Leave out the pictures and copy each record below exactly.

**Data records:**
* * * * * * * * *
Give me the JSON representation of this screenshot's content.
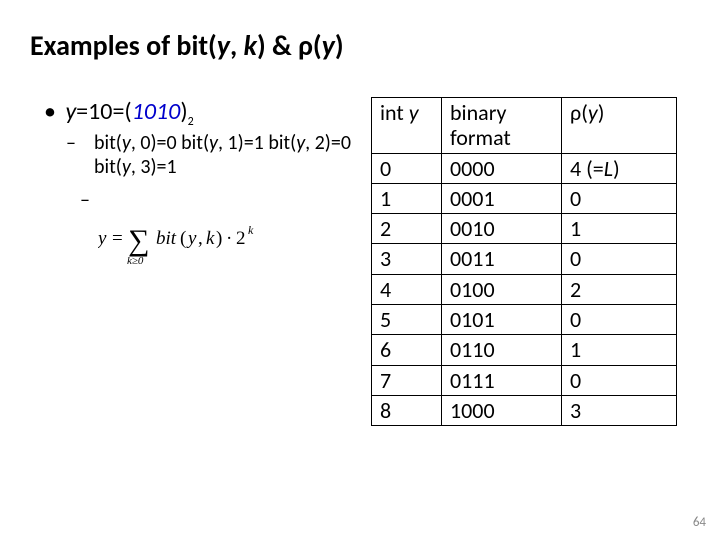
{
  "title_parts": {
    "p1": "Examples of bit(",
    "y1": "y",
    "p2": ", ",
    "k": "k",
    "p3": ") & ρ(",
    "y2": "y",
    "p4": ")"
  },
  "bullet1": {
    "y": "y",
    "eq": "=10=(",
    "bin": "1010",
    "close": ")",
    "sub": "2"
  },
  "bullet2": {
    "line1a": "bit(",
    "y0": "y",
    "line1b": ", 0)=0 bit(",
    "y1": "y",
    "line1c": ", 1)=1",
    "line2a": "bit(",
    "y2": "y",
    "line2b": ", 2)=0 bit(",
    "y3": "y",
    "line2c": ", 3)=1"
  },
  "formula": {
    "y": "y",
    "eq": "=",
    "sum_lower": "k≥0",
    "bit": "bit",
    "open": "(",
    "yv": "y",
    "comma": ",",
    "kv": "k",
    "close": ")",
    "dot": "·",
    "two": "2",
    "exp": "k"
  },
  "table": {
    "headers": {
      "int_label_pre": "int ",
      "int_y": "y",
      "bin": "binary format",
      "rho_pre": "ρ(",
      "rho_y": "y",
      "rho_post": ")"
    },
    "rows": [
      {
        "int": "0",
        "bin": "0000",
        "rho": "4 (=",
        "rho_it": "L",
        "rho_post": ")"
      },
      {
        "int": "1",
        "bin": "0001",
        "rho": "0"
      },
      {
        "int": "2",
        "bin": "0010",
        "rho": "1"
      },
      {
        "int": "3",
        "bin": "0011",
        "rho": "0"
      },
      {
        "int": "4",
        "bin": "0100",
        "rho": "2"
      },
      {
        "int": "5",
        "bin": "0101",
        "rho": "0"
      },
      {
        "int": "6",
        "bin": "0110",
        "rho": "1"
      },
      {
        "int": "7",
        "bin": "0111",
        "rho": "0"
      },
      {
        "int": "8",
        "bin": "1000",
        "rho": "3"
      }
    ]
  },
  "page_number": "64"
}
* * * * * * * * *
**Right answer:**
Give me the JSON representation of this screenshot's content.
{
  "title_parts": {
    "p1": "Examples of bit(",
    "y1": "y",
    "p2": ", ",
    "k": "k",
    "p3": ") & ρ(",
    "y2": "y",
    "p4": ")"
  },
  "bullet1": {
    "y": "y",
    "eq": "=10=(",
    "bin": "1010",
    "close": ")",
    "sub": "2"
  },
  "bullet2": {
    "line1a": "bit(",
    "y0": "y",
    "line1b": ", 0)=0 bit(",
    "y1": "y",
    "line1c": ", 1)=1",
    "line2a": "bit(",
    "y2": "y",
    "line2b": ", 2)=0 bit(",
    "y3": "y",
    "line2c": ", 3)=1"
  },
  "formula": {
    "y": "y",
    "eq": "=",
    "sum_lower": "k≥0",
    "bit": "bit",
    "open": "(",
    "yv": "y",
    "comma": ",",
    "kv": "k",
    "close": ")",
    "dot": "·",
    "two": "2",
    "exp": "k"
  },
  "table": {
    "headers": {
      "int_label_pre": "int ",
      "int_y": "y",
      "bin": "binary format",
      "rho_pre": "ρ(",
      "rho_y": "y",
      "rho_post": ")"
    },
    "rows": [
      {
        "int": "0",
        "bin": "0000",
        "rho": "4 (=",
        "rho_it": "L",
        "rho_post": ")"
      },
      {
        "int": "1",
        "bin": "0001",
        "rho": "0"
      },
      {
        "int": "2",
        "bin": "0010",
        "rho": "1"
      },
      {
        "int": "3",
        "bin": "0011",
        "rho": "0"
      },
      {
        "int": "4",
        "bin": "0100",
        "rho": "2"
      },
      {
        "int": "5",
        "bin": "0101",
        "rho": "0"
      },
      {
        "int": "6",
        "bin": "0110",
        "rho": "1"
      },
      {
        "int": "7",
        "bin": "0111",
        "rho": "0"
      },
      {
        "int": "8",
        "bin": "1000",
        "rho": "3"
      }
    ]
  },
  "page_number": "64"
}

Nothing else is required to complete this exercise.